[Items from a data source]
▬▬▬▬▬▬

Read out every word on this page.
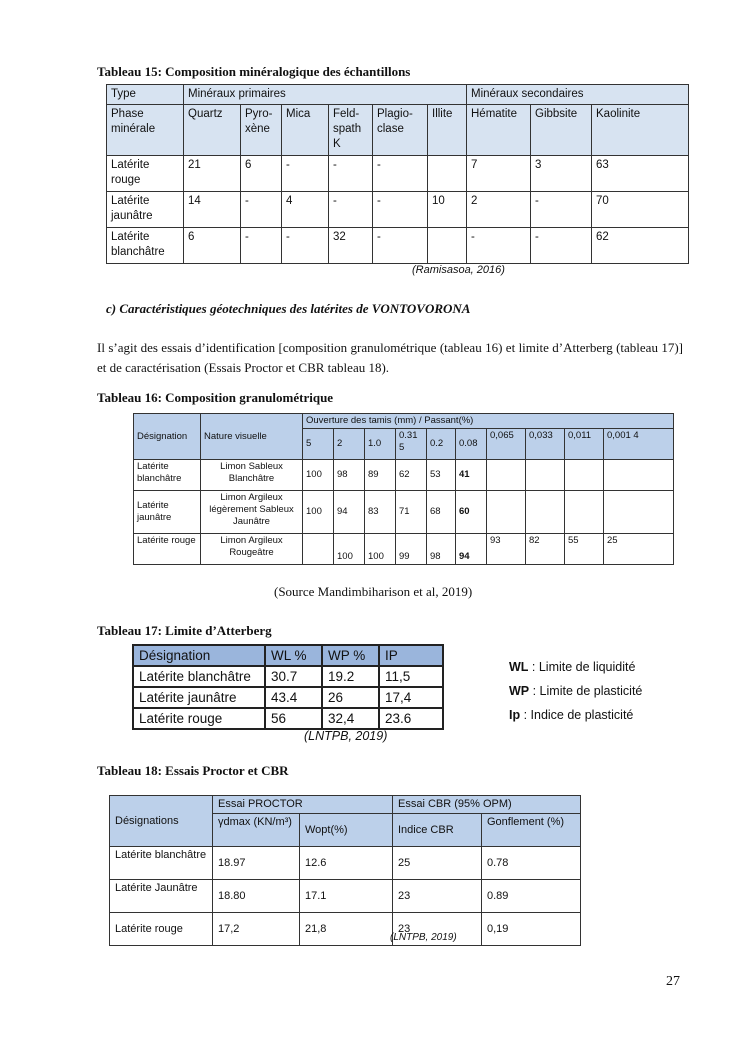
Tableau 15: Composition minéralogique des échantillons
Type	Minéraux primaires						Minéraux secondaires		
Phase minérale	Quartz	Pyro- xène	Mica	Feld- spath K	Plagio- clase	Illite	Hématite	Gibbsite	Kaolinite
Latérite rouge	21	6	-	-	-		7	3	63
Latérite jaunâtre	14	-	4	-	-	10	2	-	70
Latérite blanchâtre	6	-	-	32	-		-	-	62
(Ramisasoa, 2016)
c) Caractéristiques géotechniques des latérites de VONTOVORONA
Il s’agit des essais d’identification [composition granulométrique (tableau 16) et limite d’Atterberg (tableau 17)] et de caractérisation (Essais Proctor et CBR tableau 18).
Tableau 16: Composition granulométrique
Désignation	Nature visuelle	Ouverture des tamis (mm) / Passant(%)									
		5	2	1.0	0.31 5	0.2	0.08	0,065	0,033	0,011	0,001 4
Latérite blanchâtre	Limon Sableux Blanchâtre	100	98	89	62	53	41				
Latérite jaunâtre	Limon Argileux légèrement Sableux Jaunâtre	100	94	83	71	68	60				
Latérite rouge	Limon Argileux Rougeâtre		100	100	99	98	94	93	82	55	25
(Source Mandimbiharison et al, 2019)
Tableau 17: Limite d’Atterberg
Désignation	WL %	WP %	IP
Latérite blanchâtre	30.7	19.2	11,5
Latérite jaunâtre	43.4	26	17,4
Latérite rouge	56	32,4	23.6
(LNTPB, 2019)
WL : Limite de liquidité
WP : Limite de plasticité
Ip : Indice de plasticité
Tableau 18: Essais Proctor et CBR
Désignations	Essai PROCTOR		Essai CBR (95% OPM)	
	γdmax (KN/m³)	Wopt(%)	Indice CBR	Gonflement (%)
Latérite blanchâtre	18.97	12.6	25	0.78
Latérite Jaunâtre	18.80	17.1	23	0.89
Latérite rouge	17,2	21,8	23	0,19
(LNTPB, 2019)
27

▬▬▬▬▬▬

» **Do this**: Repeat the lines above exactly, and keep every picture out.

» **Exercise output**:
Read out every word on this page.
Tableau 15: Composition minéralogique des échantillons
Type	Minéraux primaires						Minéraux secondaires		
Phase minérale	Quartz	Pyro- xène	Mica	Feld- spath K	Plagio- clase	Illite	Hématite	Gibbsite	Kaolinite
Latérite rouge	21	6	-	-	-		7	3	63
Latérite jaunâtre	14	-	4	-	-	10	2	-	70
Latérite blanchâtre	6	-	-	32	-		-	-	62
(Ramisasoa, 2016)
c) Caractéristiques géotechniques des latérites de VONTOVORONA
Il s’agit des essais d’identification [composition granulométrique (tableau 16) et limite d’Atterberg (tableau 17)] et de caractérisation (Essais Proctor et CBR tableau 18).
Tableau 16: Composition granulométrique
Désignation	Nature visuelle	Ouverture des tamis (mm) / Passant(%)									
		5	2	1.0	0.31 5	0.2	0.08	0,065	0,033	0,011	0,001 4
Latérite blanchâtre	Limon Sableux Blanchâtre	100	98	89	62	53	41				
Latérite jaunâtre	Limon Argileux légèrement Sableux Jaunâtre	100	94	83	71	68	60				
Latérite rouge	Limon Argileux Rougeâtre		100	100	99	98	94	93	82	55	25
(Source Mandimbiharison et al, 2019)
Tableau 17: Limite d’Atterberg
Désignation	WL %	WP %	IP
Latérite blanchâtre	30.7	19.2	11,5
Latérite jaunâtre	43.4	26	17,4
Latérite rouge	56	32,4	23.6
(LNTPB, 2019)
WL : Limite de liquidité
WP : Limite de plasticité
Ip : Indice de plasticité
Tableau 18: Essais Proctor et CBR
Désignations	Essai PROCTOR		Essai CBR (95% OPM)	
	γdmax (KN/m³)	Wopt(%)	Indice CBR	Gonflement (%)
Latérite blanchâtre	18.97	12.6	25	0.78
Latérite Jaunâtre	18.80	17.1	23	0.89
Latérite rouge	17,2	21,8	23	0,19
(LNTPB, 2019)
27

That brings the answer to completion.